What is being asked:
Please return the whole listing, character for character.

=-=-=-=-=

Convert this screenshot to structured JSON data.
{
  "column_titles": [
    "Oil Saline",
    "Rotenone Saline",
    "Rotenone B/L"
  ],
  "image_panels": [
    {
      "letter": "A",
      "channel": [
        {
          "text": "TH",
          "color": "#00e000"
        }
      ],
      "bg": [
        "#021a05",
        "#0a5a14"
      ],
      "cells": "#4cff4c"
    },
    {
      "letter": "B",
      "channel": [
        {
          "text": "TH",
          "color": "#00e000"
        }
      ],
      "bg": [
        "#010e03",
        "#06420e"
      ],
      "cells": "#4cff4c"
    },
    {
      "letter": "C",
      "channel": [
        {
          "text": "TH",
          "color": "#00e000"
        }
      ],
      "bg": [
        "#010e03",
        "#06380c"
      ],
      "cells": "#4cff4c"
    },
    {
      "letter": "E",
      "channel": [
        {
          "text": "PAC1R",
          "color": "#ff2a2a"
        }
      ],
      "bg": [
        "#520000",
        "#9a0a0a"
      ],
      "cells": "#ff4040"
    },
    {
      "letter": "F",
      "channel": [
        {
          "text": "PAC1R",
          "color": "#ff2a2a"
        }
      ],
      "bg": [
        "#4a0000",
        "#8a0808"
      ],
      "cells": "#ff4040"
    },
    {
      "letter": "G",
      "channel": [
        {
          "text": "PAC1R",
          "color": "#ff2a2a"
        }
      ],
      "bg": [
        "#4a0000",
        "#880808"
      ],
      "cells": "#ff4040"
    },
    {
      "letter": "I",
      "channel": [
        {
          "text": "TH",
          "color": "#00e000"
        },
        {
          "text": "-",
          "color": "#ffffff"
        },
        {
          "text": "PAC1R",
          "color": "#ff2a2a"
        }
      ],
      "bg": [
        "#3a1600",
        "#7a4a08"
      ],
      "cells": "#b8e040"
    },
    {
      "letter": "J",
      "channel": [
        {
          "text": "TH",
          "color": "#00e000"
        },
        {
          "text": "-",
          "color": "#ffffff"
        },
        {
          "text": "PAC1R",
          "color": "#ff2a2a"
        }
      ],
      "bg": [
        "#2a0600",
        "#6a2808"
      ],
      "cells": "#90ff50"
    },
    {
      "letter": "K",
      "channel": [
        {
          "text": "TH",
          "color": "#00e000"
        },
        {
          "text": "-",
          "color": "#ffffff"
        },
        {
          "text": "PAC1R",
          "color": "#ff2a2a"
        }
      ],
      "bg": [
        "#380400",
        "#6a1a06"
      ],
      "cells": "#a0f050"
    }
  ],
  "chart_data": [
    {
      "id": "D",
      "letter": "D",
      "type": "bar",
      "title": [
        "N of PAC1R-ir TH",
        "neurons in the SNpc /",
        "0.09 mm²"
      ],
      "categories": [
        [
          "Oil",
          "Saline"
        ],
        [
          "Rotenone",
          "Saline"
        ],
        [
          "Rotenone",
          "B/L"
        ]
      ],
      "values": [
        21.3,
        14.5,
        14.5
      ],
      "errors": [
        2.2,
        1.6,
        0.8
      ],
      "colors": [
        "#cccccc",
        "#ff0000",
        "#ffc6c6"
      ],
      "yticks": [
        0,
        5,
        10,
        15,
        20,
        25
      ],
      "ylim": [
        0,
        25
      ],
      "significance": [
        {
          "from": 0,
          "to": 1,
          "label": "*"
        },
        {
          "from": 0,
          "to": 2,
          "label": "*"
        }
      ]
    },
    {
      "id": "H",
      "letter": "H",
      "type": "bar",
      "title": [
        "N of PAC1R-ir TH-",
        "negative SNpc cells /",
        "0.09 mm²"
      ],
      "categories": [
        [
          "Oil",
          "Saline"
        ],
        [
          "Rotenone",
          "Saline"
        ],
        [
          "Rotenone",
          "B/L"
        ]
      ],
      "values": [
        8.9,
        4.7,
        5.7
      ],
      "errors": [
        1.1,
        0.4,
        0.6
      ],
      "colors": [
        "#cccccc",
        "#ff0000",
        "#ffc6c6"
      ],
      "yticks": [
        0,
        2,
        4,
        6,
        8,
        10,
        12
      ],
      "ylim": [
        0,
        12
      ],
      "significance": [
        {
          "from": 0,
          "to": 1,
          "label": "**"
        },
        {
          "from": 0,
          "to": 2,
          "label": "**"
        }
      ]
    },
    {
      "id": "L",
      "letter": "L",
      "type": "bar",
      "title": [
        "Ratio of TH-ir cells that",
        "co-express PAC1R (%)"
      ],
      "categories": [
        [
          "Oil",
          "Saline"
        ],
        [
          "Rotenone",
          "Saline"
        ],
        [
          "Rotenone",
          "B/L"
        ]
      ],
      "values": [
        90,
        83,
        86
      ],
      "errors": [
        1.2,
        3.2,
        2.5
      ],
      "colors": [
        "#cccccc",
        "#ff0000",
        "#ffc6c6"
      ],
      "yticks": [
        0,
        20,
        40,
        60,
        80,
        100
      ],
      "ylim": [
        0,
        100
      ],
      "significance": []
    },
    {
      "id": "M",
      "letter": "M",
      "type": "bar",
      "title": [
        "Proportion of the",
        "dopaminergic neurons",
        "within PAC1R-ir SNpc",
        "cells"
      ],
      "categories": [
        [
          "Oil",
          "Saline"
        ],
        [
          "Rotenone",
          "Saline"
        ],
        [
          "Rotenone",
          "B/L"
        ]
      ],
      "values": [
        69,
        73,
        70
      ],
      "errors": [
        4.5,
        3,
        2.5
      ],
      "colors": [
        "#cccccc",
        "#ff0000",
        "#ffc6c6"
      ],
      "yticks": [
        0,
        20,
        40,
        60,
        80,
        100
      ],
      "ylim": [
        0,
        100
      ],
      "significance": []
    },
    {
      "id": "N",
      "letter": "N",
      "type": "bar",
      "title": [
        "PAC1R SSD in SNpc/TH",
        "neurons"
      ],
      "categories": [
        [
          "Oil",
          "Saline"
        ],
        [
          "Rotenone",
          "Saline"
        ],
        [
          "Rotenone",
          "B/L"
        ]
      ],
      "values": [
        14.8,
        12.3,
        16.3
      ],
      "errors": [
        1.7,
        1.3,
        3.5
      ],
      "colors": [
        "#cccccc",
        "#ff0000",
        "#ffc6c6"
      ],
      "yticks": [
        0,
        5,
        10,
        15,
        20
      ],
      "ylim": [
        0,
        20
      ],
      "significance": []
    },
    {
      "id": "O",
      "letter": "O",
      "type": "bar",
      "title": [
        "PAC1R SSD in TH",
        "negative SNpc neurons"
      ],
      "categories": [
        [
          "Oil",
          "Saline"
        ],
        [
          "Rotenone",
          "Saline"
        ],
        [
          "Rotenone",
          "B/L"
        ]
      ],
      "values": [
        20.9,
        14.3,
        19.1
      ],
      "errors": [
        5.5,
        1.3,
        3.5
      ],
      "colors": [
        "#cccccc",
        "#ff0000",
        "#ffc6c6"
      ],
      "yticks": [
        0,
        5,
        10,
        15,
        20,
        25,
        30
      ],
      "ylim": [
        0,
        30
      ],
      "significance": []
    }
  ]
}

=-=-=-=-=

Reply to the exercise:
Convert this screenshot to structured JSON data.
{
  "column_titles": [
    "Oil Saline",
    "Rotenone Saline",
    "Rotenone B/L"
  ],
  "image_panels": [
    {
      "letter": "A",
      "channel": [
        {
          "text": "TH",
          "color": "#00e000"
        }
      ],
      "bg": [
        "#021a05",
        "#0a5a14"
      ],
      "cells": "#4cff4c"
    },
    {
      "letter": "B",
      "channel": [
        {
          "text": "TH",
          "color": "#00e000"
        }
      ],
      "bg": [
        "#010e03",
        "#06420e"
      ],
      "cells": "#4cff4c"
    },
    {
      "letter": "C",
      "channel": [
        {
          "text": "TH",
          "color": "#00e000"
        }
      ],
      "bg": [
        "#010e03",
        "#06380c"
      ],
      "cells": "#4cff4c"
    },
    {
      "letter": "E",
      "channel": [
        {
          "text": "PAC1R",
          "color": "#ff2a2a"
        }
      ],
      "bg": [
        "#520000",
        "#9a0a0a"
      ],
      "cells": "#ff4040"
    },
    {
      "letter": "F",
      "channel": [
        {
          "text": "PAC1R",
          "color": "#ff2a2a"
        }
      ],
      "bg": [
        "#4a0000",
        "#8a0808"
      ],
      "cells": "#ff4040"
    },
    {
      "letter": "G",
      "channel": [
        {
          "text": "PAC1R",
          "color": "#ff2a2a"
        }
      ],
      "bg": [
        "#4a0000",
        "#880808"
      ],
      "cells": "#ff4040"
    },
    {
      "letter": "I",
      "channel": [
        {
          "text": "TH",
          "color": "#00e000"
        },
        {
          "text": "-",
          "color": "#ffffff"
        },
        {
          "text": "PAC1R",
          "color": "#ff2a2a"
        }
      ],
      "bg": [
        "#3a1600",
        "#7a4a08"
      ],
      "cells": "#b8e040"
    },
    {
      "letter": "J",
      "channel": [
        {
          "text": "TH",
          "color": "#00e000"
        },
        {
          "text": "-",
          "color": "#ffffff"
        },
        {
          "text": "PAC1R",
          "color": "#ff2a2a"
        }
      ],
      "bg": [
        "#2a0600",
        "#6a2808"
      ],
      "cells": "#90ff50"
    },
    {
      "letter": "K",
      "channel": [
        {
          "text": "TH",
          "color": "#00e000"
        },
        {
          "text": "-",
          "color": "#ffffff"
        },
        {
          "text": "PAC1R",
          "color": "#ff2a2a"
        }
      ],
      "bg": [
        "#380400",
        "#6a1a06"
      ],
      "cells": "#a0f050"
    }
  ],
  "chart_data": [
    {
      "id": "D",
      "letter": "D",
      "type": "bar",
      "title": [
        "N of PAC1R-ir TH",
        "neurons in the SNpc /",
        "0.09 mm²"
      ],
      "categories": [
        [
          "Oil",
          "Saline"
        ],
        [
          "Rotenone",
          "Saline"
        ],
        [
          "Rotenone",
          "B/L"
        ]
      ],
      "values": [
        21.3,
        14.5,
        14.5
      ],
      "errors": [
        2.2,
        1.6,
        0.8
      ],
      "colors": [
        "#cccccc",
        "#ff0000",
        "#ffc6c6"
      ],
      "yticks": [
        0,
        5,
        10,
        15,
        20,
        25
      ],
      "ylim": [
        0,
        25
      ],
      "significance": [
        {
          "from": 0,
          "to": 1,
          "label": "*"
        },
        {
          "from": 0,
          "to": 2,
          "label": "*"
        }
      ]
    },
    {
      "id": "H",
      "letter": "H",
      "type": "bar",
      "title": [
        "N of PAC1R-ir TH-",
        "negative SNpc cells /",
        "0.09 mm²"
      ],
      "categories": [
        [
          "Oil",
          "Saline"
        ],
        [
          "Rotenone",
          "Saline"
        ],
        [
          "Rotenone",
          "B/L"
        ]
      ],
      "values": [
        8.9,
        4.7,
        5.7
      ],
      "errors": [
        1.1,
        0.4,
        0.6
      ],
      "colors": [
        "#cccccc",
        "#ff0000",
        "#ffc6c6"
      ],
      "yticks": [
        0,
        2,
        4,
        6,
        8,
        10,
        12
      ],
      "ylim": [
        0,
        12
      ],
      "significance": [
        {
          "from": 0,
          "to": 1,
          "label": "**"
        },
        {
          "from": 0,
          "to": 2,
          "label": "**"
        }
      ]
    },
    {
      "id": "L",
      "letter": "L",
      "type": "bar",
      "title": [
        "Ratio of TH-ir cells that",
        "co-express PAC1R (%)"
      ],
      "categories": [
        [
          "Oil",
          "Saline"
        ],
        [
          "Rotenone",
          "Saline"
        ],
        [
          "Rotenone",
          "B/L"
        ]
      ],
      "values": [
        90,
        83,
        86
      ],
      "errors": [
        1.2,
        3.2,
        2.5
      ],
      "colors": [
        "#cccccc",
        "#ff0000",
        "#ffc6c6"
      ],
      "yticks": [
        0,
        20,
        40,
        60,
        80,
        100
      ],
      "ylim": [
        0,
        100
      ],
      "significance": []
    },
    {
      "id": "M",
      "letter": "M",
      "type": "bar",
      "title": [
        "Proportion of the",
        "dopaminergic neurons",
        "within PAC1R-ir SNpc",
        "cells"
      ],
      "categories": [
        [
          "Oil",
          "Saline"
        ],
        [
          "Rotenone",
          "Saline"
        ],
        [
          "Rotenone",
          "B/L"
        ]
      ],
      "values": [
        69,
        73,
        70
      ],
      "errors": [
        4.5,
        3,
        2.5
      ],
      "colors": [
        "#cccccc",
        "#ff0000",
        "#ffc6c6"
      ],
      "yticks": [
        0,
        20,
        40,
        60,
        80,
        100
      ],
      "ylim": [
        0,
        100
      ],
      "significance": []
    },
    {
      "id": "N",
      "letter": "N",
      "type": "bar",
      "title": [
        "PAC1R SSD in SNpc/TH",
        "neurons"
      ],
      "categories": [
        [
          "Oil",
          "Saline"
        ],
        [
          "Rotenone",
          "Saline"
        ],
        [
          "Rotenone",
          "B/L"
        ]
      ],
      "values": [
        14.8,
        12.3,
        16.3
      ],
      "errors": [
        1.7,
        1.3,
        3.5
      ],
      "colors": [
        "#cccccc",
        "#ff0000",
        "#ffc6c6"
      ],
      "yticks": [
        0,
        5,
        10,
        15,
        20
      ],
      "ylim": [
        0,
        20
      ],
      "significance": []
    },
    {
      "id": "O",
      "letter": "O",
      "type": "bar",
      "title": [
        "PAC1R SSD in TH",
        "negative SNpc neurons"
      ],
      "categories": [
        [
          "Oil",
          "Saline"
        ],
        [
          "Rotenone",
          "Saline"
        ],
        [
          "Rotenone",
          "B/L"
        ]
      ],
      "values": [
        20.9,
        14.3,
        19.1
      ],
      "errors": [
        5.5,
        1.3,
        3.5
      ],
      "colors": [
        "#cccccc",
        "#ff0000",
        "#ffc6c6"
      ],
      "yticks": [
        0,
        5,
        10,
        15,
        20,
        25,
        30
      ],
      "ylim": [
        0,
        30
      ],
      "significance": []
    }
  ]
}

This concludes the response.